STATED TASK
Go through the data below and copy it exactly, skipping every picture.

(Dataset records)
★ ★ ★ ★ ★ ★ ★
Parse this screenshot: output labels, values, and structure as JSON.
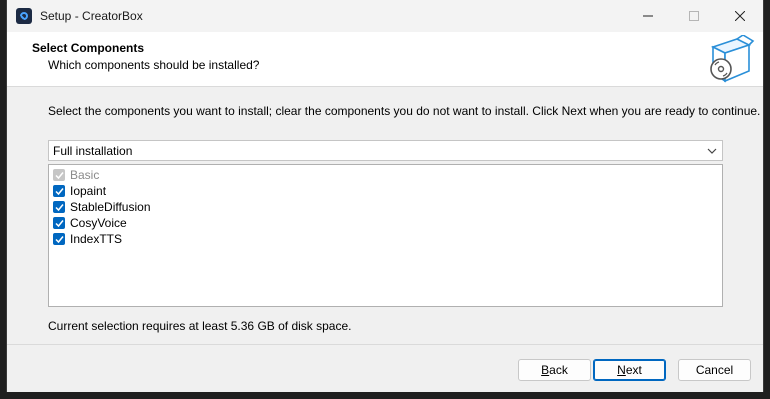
{
  "window": {
    "title": "Setup - CreatorBox"
  },
  "icons": {
    "app": "creatorbox-app-icon",
    "minimize": "minimize-icon",
    "maximize": "maximize-icon",
    "close": "close-icon",
    "header": "install-box-disc-icon",
    "dropdown": "chevron-down-icon",
    "check": "checkmark-icon"
  },
  "header": {
    "title": "Select Components",
    "subtitle": "Which components should be installed?"
  },
  "content": {
    "description": "Select the components you want to install; clear the components you do not want to install. Click Next when you are ready to continue.",
    "install_type": {
      "selected": "Full installation"
    },
    "components": [
      {
        "label": "Basic",
        "checked": true,
        "disabled": true
      },
      {
        "label": "Iopaint",
        "checked": true,
        "disabled": false
      },
      {
        "label": "StableDiffusion",
        "checked": true,
        "disabled": false
      },
      {
        "label": "CosyVoice",
        "checked": true,
        "disabled": false
      },
      {
        "label": "IndexTTS",
        "checked": true,
        "disabled": false
      }
    ],
    "disk_space": "Current selection requires at least 5.36 GB of disk space."
  },
  "buttons": {
    "back": {
      "underlined": "B",
      "rest": "ack"
    },
    "next": {
      "underlined": "N",
      "rest": "ext"
    },
    "cancel": "Cancel"
  },
  "colors": {
    "accent": "#0067c0",
    "disabled": "#c6c6c6"
  }
}
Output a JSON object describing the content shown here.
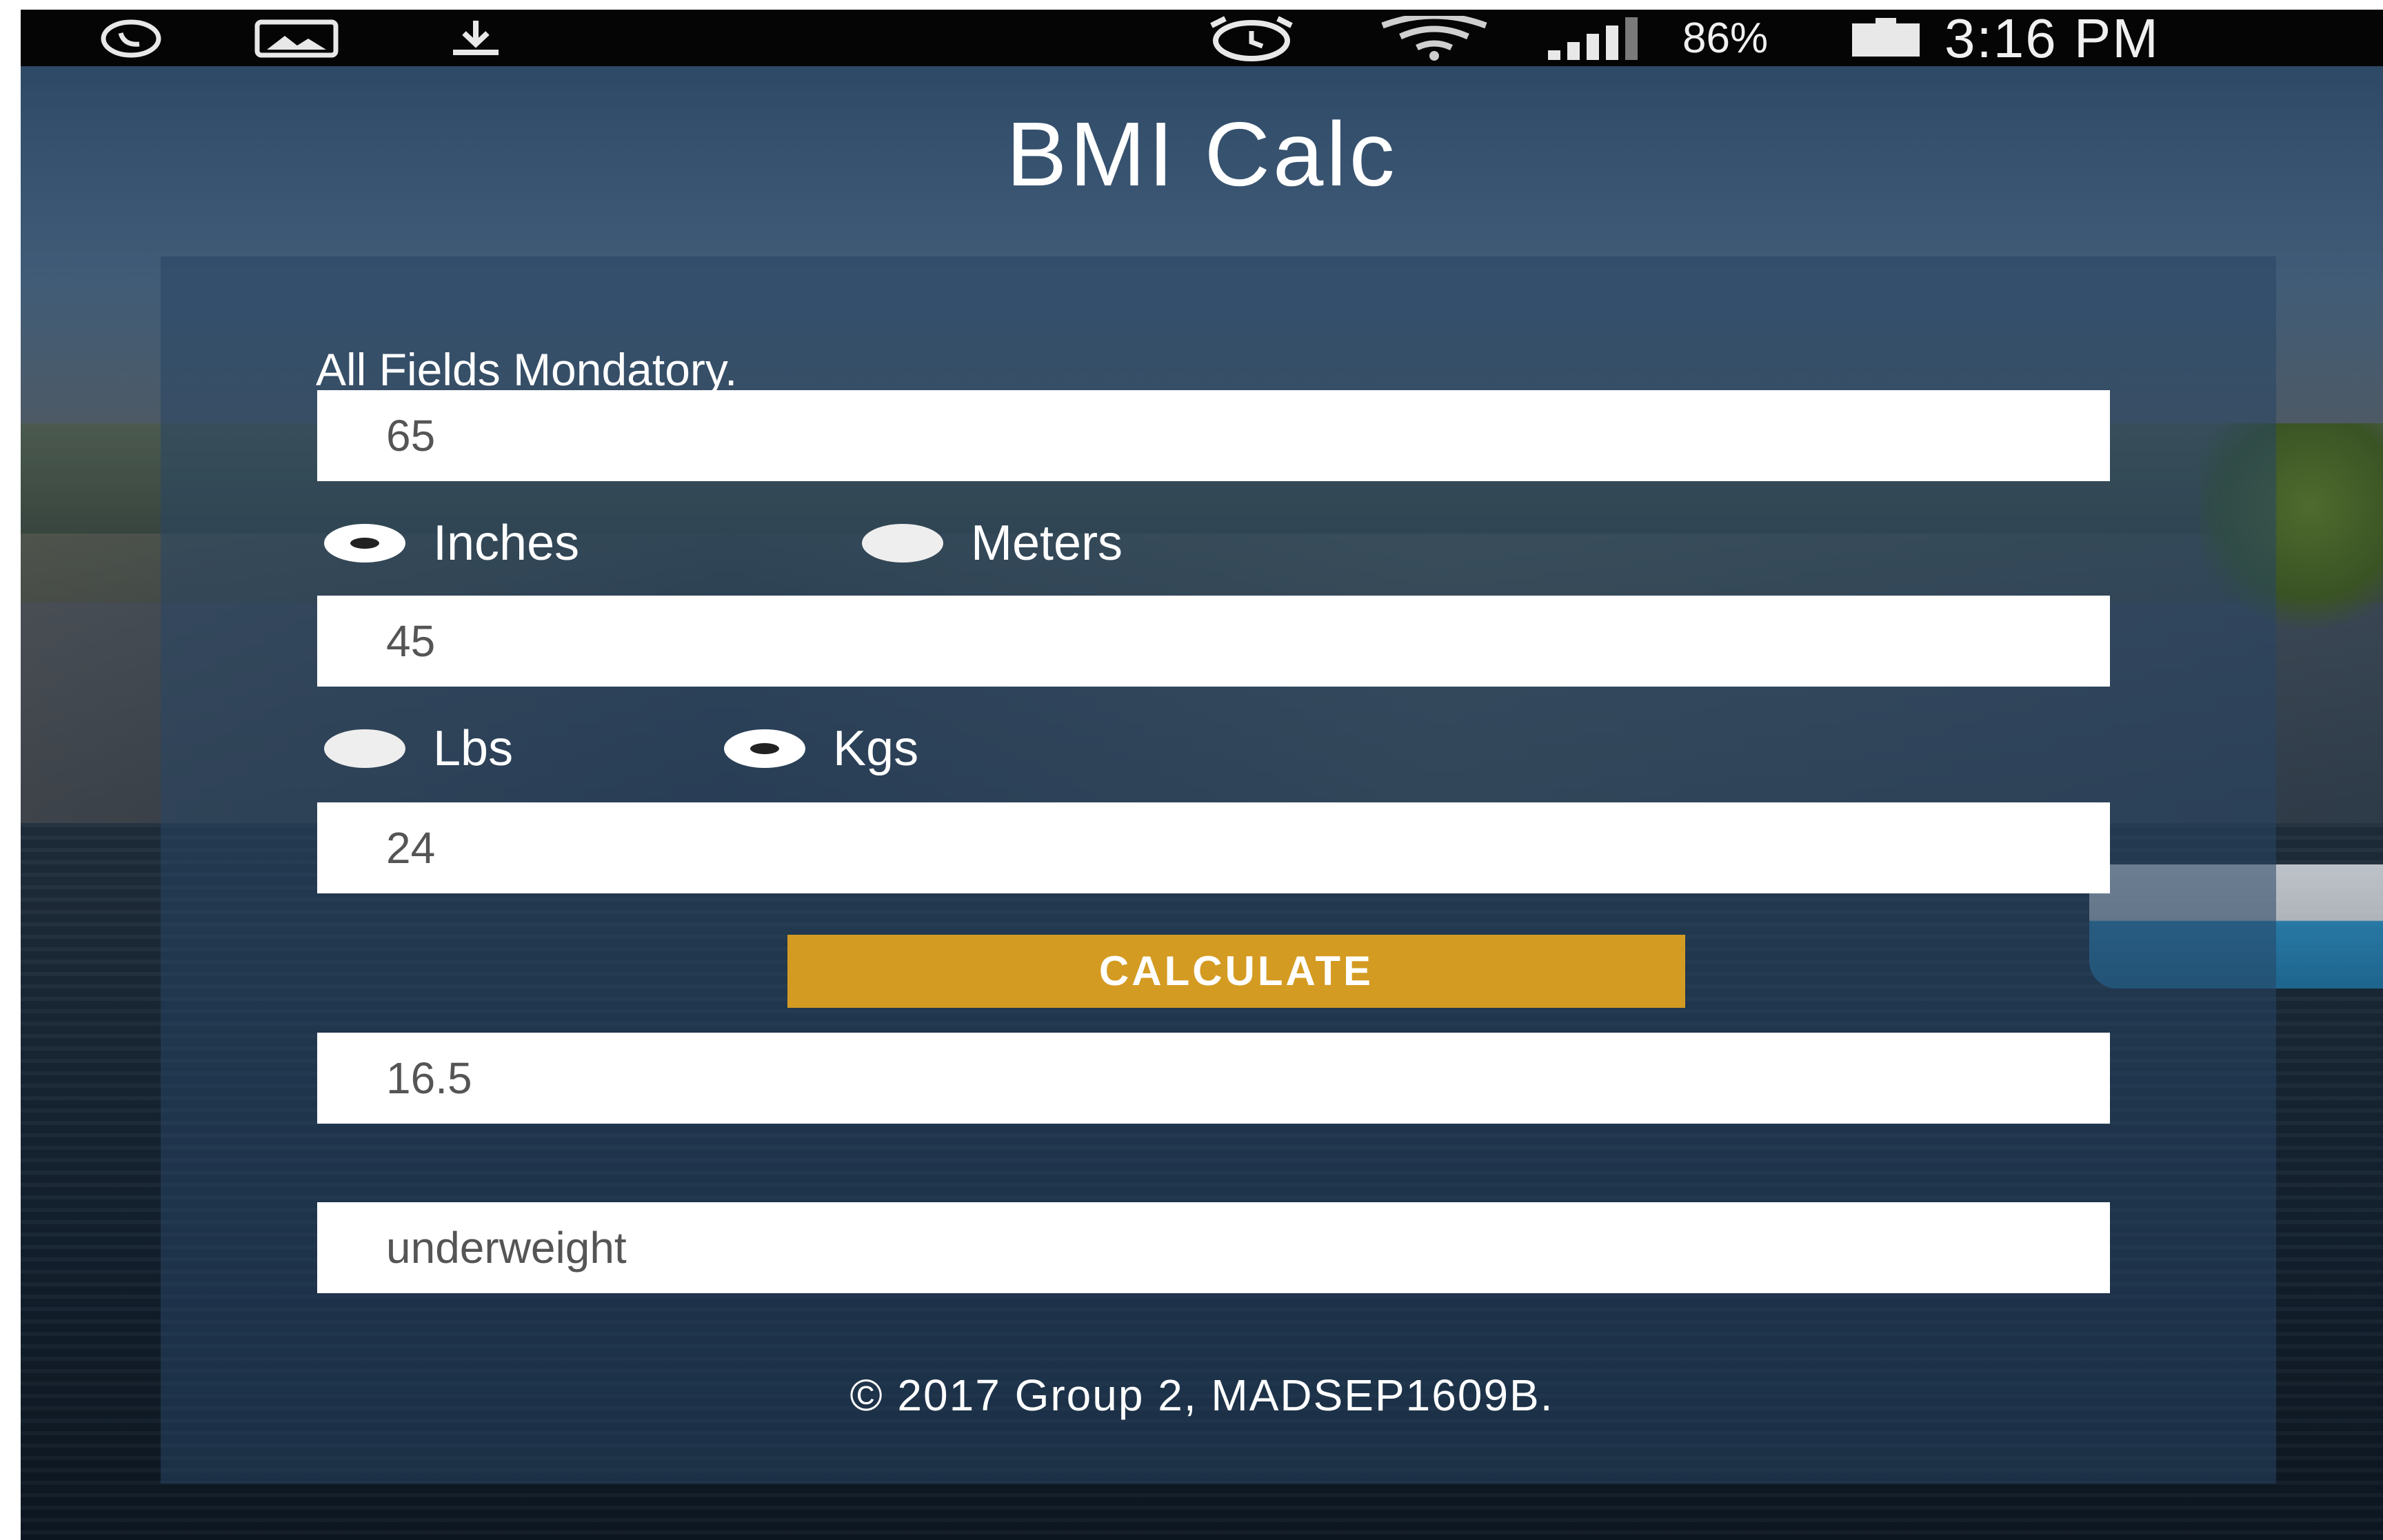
{
  "status_bar": {
    "battery_percent": "86%",
    "time": "3:16 PM",
    "left_icons": [
      "whatsapp-icon",
      "gallery-icon",
      "download-icon"
    ],
    "right_icons": [
      "alarm-icon",
      "wifi-icon",
      "signal-icon",
      "battery-icon"
    ]
  },
  "app": {
    "title": "BMI Calc"
  },
  "form": {
    "hint": "All Fields Mondatory.",
    "height_value": "65",
    "height_units": [
      {
        "label": "Inches",
        "checked": true
      },
      {
        "label": "Meters",
        "checked": false
      }
    ],
    "weight_value": "45",
    "weight_units": [
      {
        "label": "Lbs",
        "checked": false
      },
      {
        "label": "Kgs",
        "checked": true
      }
    ],
    "age_value": "24",
    "calculate_label": "CALCULATE",
    "bmi_result": "16.5",
    "category_result": "underweight"
  },
  "footer": {
    "text": "© 2017 Group 2, MADSEP1609B."
  },
  "colors": {
    "button": "#d49b22",
    "panel": "rgba(40,70,100,0.55)",
    "status_bar": "#050505"
  }
}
★ ★ ★ ★ ★ ★ ★
FINAL RESULT
Parse this screenshot: output labels, values, and structure as JSON.
{
  "window": {
    "title": "Setup - CreatorBox"
  },
  "icons": {
    "app": "creatorbox-app-icon",
    "minimize": "minimize-icon",
    "maximize": "maximize-icon",
    "close": "close-icon",
    "header": "install-box-disc-icon",
    "dropdown": "chevron-down-icon",
    "check": "checkmark-icon"
  },
  "header": {
    "title": "Select Components",
    "subtitle": "Which components should be installed?"
  },
  "content": {
    "description": "Select the components you want to install; clear the components you do not want to install. Click Next when you are ready to continue.",
    "install_type": {
      "selected": "Full installation"
    },
    "components": [
      {
        "label": "Basic",
        "checked": true,
        "disabled": true
      },
      {
        "label": "Iopaint",
        "checked": true,
        "disabled": false
      },
      {
        "label": "StableDiffusion",
        "checked": true,
        "disabled": false
      },
      {
        "label": "CosyVoice",
        "checked": true,
        "disabled": false
      },
      {
        "label": "IndexTTS",
        "checked": true,
        "disabled": false
      }
    ],
    "disk_space": "Current selection requires at least 5.36 GB of disk space."
  },
  "buttons": {
    "back": {
      "underlined": "B",
      "rest": "ack"
    },
    "next": {
      "underlined": "N",
      "rest": "ext"
    },
    "cancel": "Cancel"
  },
  "colors": {
    "accent": "#0067c0",
    "disabled": "#c6c6c6"
  }
}
Output a JSON object describing the content shown here.
{
  "status_bar": {
    "battery_percent": "86%",
    "time": "3:16 PM",
    "left_icons": [
      "whatsapp-icon",
      "gallery-icon",
      "download-icon"
    ],
    "right_icons": [
      "alarm-icon",
      "wifi-icon",
      "signal-icon",
      "battery-icon"
    ]
  },
  "app": {
    "title": "BMI Calc"
  },
  "form": {
    "hint": "All Fields Mondatory.",
    "height_value": "65",
    "height_units": [
      {
        "label": "Inches",
        "checked": true
      },
      {
        "label": "Meters",
        "checked": false
      }
    ],
    "weight_value": "45",
    "weight_units": [
      {
        "label": "Lbs",
        "checked": false
      },
      {
        "label": "Kgs",
        "checked": true
      }
    ],
    "age_value": "24",
    "calculate_label": "CALCULATE",
    "bmi_result": "16.5",
    "category_result": "underweight"
  },
  "footer": {
    "text": "© 2017 Group 2, MADSEP1609B."
  },
  "colors": {
    "button": "#d49b22",
    "panel": "rgba(40,70,100,0.55)",
    "status_bar": "#050505"
  }
}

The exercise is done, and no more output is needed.